REQUIRED TASK
Pictures in the data below are not part of the copy; transcribe everything else exactly.

DATASET RECORDS
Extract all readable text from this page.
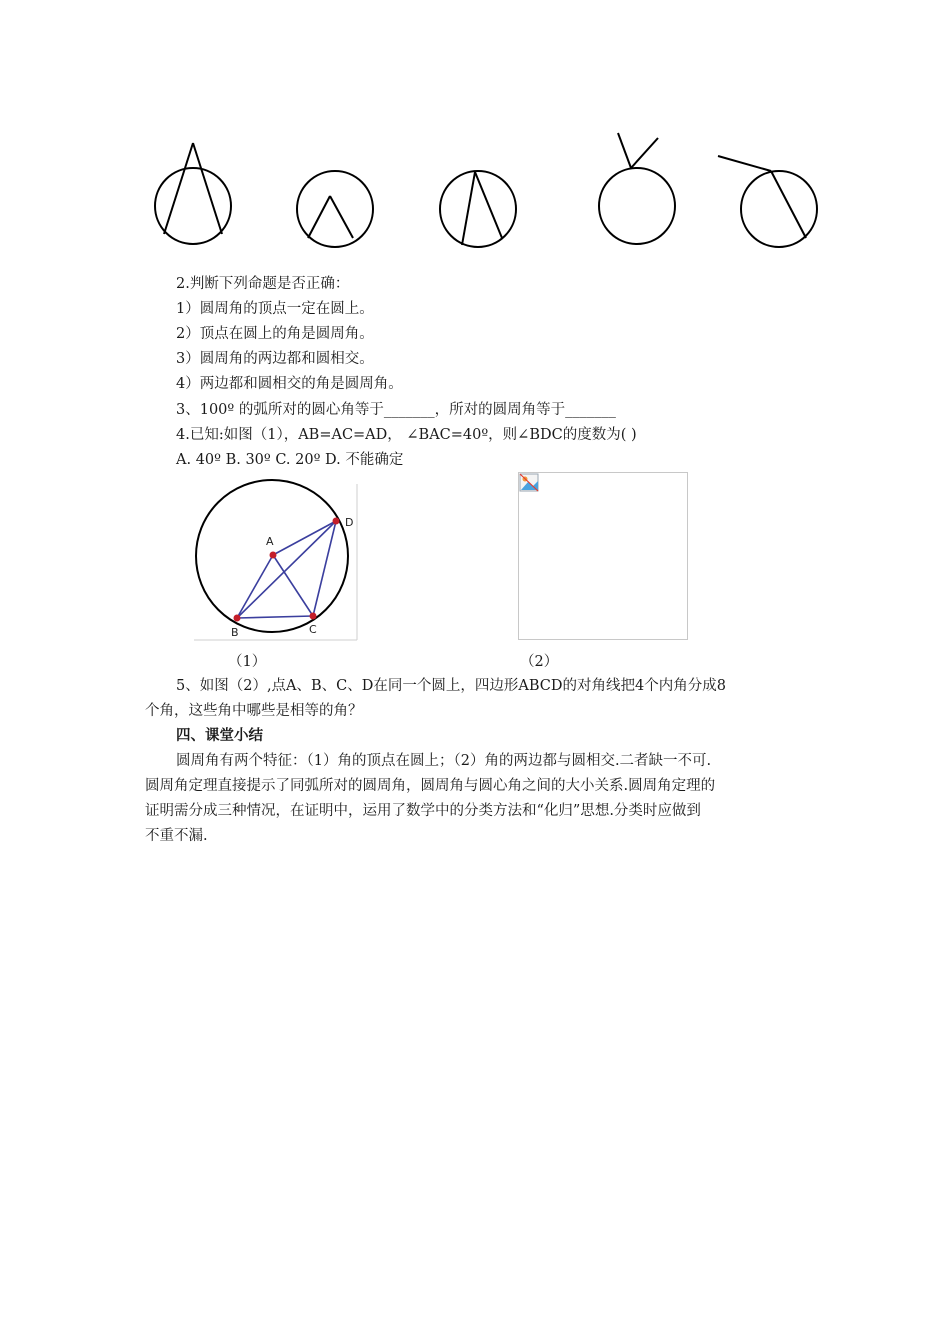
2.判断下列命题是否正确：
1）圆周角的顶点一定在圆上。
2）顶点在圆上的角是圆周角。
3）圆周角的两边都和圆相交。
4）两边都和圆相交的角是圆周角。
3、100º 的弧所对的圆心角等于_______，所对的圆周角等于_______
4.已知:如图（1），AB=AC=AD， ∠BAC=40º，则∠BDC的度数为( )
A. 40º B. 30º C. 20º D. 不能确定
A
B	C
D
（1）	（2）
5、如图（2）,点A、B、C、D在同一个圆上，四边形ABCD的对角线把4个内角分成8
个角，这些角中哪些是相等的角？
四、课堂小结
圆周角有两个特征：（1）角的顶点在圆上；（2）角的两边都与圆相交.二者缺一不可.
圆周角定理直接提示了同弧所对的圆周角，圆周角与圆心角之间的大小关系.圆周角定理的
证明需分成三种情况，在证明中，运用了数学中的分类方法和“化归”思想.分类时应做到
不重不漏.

EXERCISE RESPONSE
Extract all readable text from this page.
2.判断下列命题是否正确：
1）圆周角的顶点一定在圆上。
2）顶点在圆上的角是圆周角。
3）圆周角的两边都和圆相交。
4）两边都和圆相交的角是圆周角。
3、100º 的弧所对的圆心角等于_______，所对的圆周角等于_______
4.已知:如图（1），AB=AC=AD， ∠BAC=40º，则∠BDC的度数为( )
A. 40º B. 30º C. 20º D. 不能确定
A
B	C
D
（1）	（2）
5、如图（2）,点A、B、C、D在同一个圆上，四边形ABCD的对角线把4个内角分成8
个角，这些角中哪些是相等的角？
四、课堂小结
圆周角有两个特征：（1）角的顶点在圆上；（2）角的两边都与圆相交.二者缺一不可.
圆周角定理直接提示了同弧所对的圆周角，圆周角与圆心角之间的大小关系.圆周角定理的
证明需分成三种情况，在证明中，运用了数学中的分类方法和“化归”思想.分类时应做到
不重不漏.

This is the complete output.